■ What to work on
Return the full material exactly.

■ Data for the task
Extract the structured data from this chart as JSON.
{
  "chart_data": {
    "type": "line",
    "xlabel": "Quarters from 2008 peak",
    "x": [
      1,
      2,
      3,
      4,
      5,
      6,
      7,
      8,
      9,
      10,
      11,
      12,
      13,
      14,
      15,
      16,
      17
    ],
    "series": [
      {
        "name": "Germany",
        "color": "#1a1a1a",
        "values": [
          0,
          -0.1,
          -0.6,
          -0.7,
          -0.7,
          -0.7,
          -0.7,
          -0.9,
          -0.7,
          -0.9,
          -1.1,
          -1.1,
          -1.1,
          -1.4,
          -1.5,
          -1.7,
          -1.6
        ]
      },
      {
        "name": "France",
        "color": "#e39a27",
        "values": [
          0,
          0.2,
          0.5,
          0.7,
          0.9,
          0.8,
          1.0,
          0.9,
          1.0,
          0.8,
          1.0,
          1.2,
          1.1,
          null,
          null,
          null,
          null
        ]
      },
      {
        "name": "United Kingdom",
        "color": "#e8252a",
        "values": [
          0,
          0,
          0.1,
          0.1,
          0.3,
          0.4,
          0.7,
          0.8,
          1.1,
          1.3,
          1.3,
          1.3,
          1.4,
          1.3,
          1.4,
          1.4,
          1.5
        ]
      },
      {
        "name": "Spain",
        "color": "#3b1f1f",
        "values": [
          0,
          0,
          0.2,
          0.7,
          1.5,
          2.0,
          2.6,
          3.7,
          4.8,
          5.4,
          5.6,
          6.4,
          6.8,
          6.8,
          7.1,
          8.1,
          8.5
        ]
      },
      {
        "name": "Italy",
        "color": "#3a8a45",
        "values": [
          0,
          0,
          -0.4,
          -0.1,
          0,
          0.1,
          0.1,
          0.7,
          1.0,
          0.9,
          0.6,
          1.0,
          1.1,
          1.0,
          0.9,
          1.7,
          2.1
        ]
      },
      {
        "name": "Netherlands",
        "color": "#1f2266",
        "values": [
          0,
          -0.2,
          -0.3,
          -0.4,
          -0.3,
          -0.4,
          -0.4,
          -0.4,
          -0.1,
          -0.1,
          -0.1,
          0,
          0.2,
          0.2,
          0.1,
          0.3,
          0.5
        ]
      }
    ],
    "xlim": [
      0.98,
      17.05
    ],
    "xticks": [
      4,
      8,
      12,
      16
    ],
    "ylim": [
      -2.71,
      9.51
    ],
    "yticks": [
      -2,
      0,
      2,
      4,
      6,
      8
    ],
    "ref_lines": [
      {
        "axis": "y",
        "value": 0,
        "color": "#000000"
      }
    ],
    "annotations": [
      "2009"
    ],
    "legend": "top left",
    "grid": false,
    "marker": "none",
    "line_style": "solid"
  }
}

■ Answer to this task
Extract the structured data from this chart as JSON.
{
  "chart_data": {
    "type": "line",
    "xlabel": "Quarters from 2008 peak",
    "x": [
      1,
      2,
      3,
      4,
      5,
      6,
      7,
      8,
      9,
      10,
      11,
      12,
      13,
      14,
      15,
      16,
      17
    ],
    "series": [
      {
        "name": "Germany",
        "color": "#1a1a1a",
        "values": [
          0,
          -0.1,
          -0.6,
          -0.7,
          -0.7,
          -0.7,
          -0.7,
          -0.9,
          -0.7,
          -0.9,
          -1.1,
          -1.1,
          -1.1,
          -1.4,
          -1.5,
          -1.7,
          -1.6
        ]
      },
      {
        "name": "France",
        "color": "#e39a27",
        "values": [
          0,
          0.2,
          0.5,
          0.7,
          0.9,
          0.8,
          1.0,
          0.9,
          1.0,
          0.8,
          1.0,
          1.2,
          1.1,
          null,
          null,
          null,
          null
        ]
      },
      {
        "name": "United Kingdom",
        "color": "#e8252a",
        "values": [
          0,
          0,
          0.1,
          0.1,
          0.3,
          0.4,
          0.7,
          0.8,
          1.1,
          1.3,
          1.3,
          1.3,
          1.4,
          1.3,
          1.4,
          1.4,
          1.5
        ]
      },
      {
        "name": "Spain",
        "color": "#3b1f1f",
        "values": [
          0,
          0,
          0.2,
          0.7,
          1.5,
          2.0,
          2.6,
          3.7,
          4.8,
          5.4,
          5.6,
          6.4,
          6.8,
          6.8,
          7.1,
          8.1,
          8.5
        ]
      },
      {
        "name": "Italy",
        "color": "#3a8a45",
        "values": [
          0,
          0,
          -0.4,
          -0.1,
          0,
          0.1,
          0.1,
          0.7,
          1.0,
          0.9,
          0.6,
          1.0,
          1.1,
          1.0,
          0.9,
          1.7,
          2.1
        ]
      },
      {
        "name": "Netherlands",
        "color": "#1f2266",
        "values": [
          0,
          -0.2,
          -0.3,
          -0.4,
          -0.3,
          -0.4,
          -0.4,
          -0.4,
          -0.1,
          -0.1,
          -0.1,
          0,
          0.2,
          0.2,
          0.1,
          0.3,
          0.5
        ]
      }
    ],
    "xlim": [
      0.98,
      17.05
    ],
    "xticks": [
      4,
      8,
      12,
      16
    ],
    "ylim": [
      -2.71,
      9.51
    ],
    "yticks": [
      -2,
      0,
      2,
      4,
      6,
      8
    ],
    "ref_lines": [
      {
        "axis": "y",
        "value": 0,
        "color": "#000000"
      }
    ],
    "annotations": [
      "2009"
    ],
    "legend": "top left",
    "grid": false,
    "marker": "none",
    "line_style": "solid"
  }
}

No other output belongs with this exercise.